Problem description — Each entry below is to be written out exactly, and the pictures are to be left out.

[Items from a dataset]
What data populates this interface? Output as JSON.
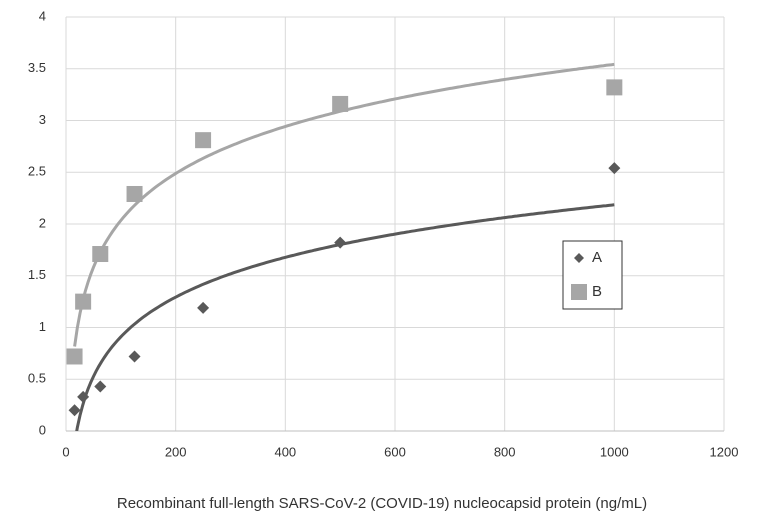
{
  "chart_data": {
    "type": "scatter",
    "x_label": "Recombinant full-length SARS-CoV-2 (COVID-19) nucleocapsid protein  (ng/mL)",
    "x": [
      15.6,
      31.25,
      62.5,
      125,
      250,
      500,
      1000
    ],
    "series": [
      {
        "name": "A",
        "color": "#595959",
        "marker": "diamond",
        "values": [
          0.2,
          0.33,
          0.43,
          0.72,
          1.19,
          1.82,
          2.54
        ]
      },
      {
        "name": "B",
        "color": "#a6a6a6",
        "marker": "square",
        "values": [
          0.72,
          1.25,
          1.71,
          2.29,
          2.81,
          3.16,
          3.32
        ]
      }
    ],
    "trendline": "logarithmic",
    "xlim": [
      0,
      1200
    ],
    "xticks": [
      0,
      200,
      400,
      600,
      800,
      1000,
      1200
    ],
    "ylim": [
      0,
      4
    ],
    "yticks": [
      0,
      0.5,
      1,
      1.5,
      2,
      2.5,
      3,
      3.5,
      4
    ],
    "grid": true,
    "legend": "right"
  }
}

Written response —
What data populates this interface? Output as JSON.
{
  "chart_data": {
    "type": "scatter",
    "x_label": "Recombinant full-length SARS-CoV-2 (COVID-19) nucleocapsid protein  (ng/mL)",
    "x": [
      15.6,
      31.25,
      62.5,
      125,
      250,
      500,
      1000
    ],
    "series": [
      {
        "name": "A",
        "color": "#595959",
        "marker": "diamond",
        "values": [
          0.2,
          0.33,
          0.43,
          0.72,
          1.19,
          1.82,
          2.54
        ]
      },
      {
        "name": "B",
        "color": "#a6a6a6",
        "marker": "square",
        "values": [
          0.72,
          1.25,
          1.71,
          2.29,
          2.81,
          3.16,
          3.32
        ]
      }
    ],
    "trendline": "logarithmic",
    "xlim": [
      0,
      1200
    ],
    "xticks": [
      0,
      200,
      400,
      600,
      800,
      1000,
      1200
    ],
    "ylim": [
      0,
      4
    ],
    "yticks": [
      0,
      0.5,
      1,
      1.5,
      2,
      2.5,
      3,
      3.5,
      4
    ],
    "grid": true,
    "legend": "right"
  }
}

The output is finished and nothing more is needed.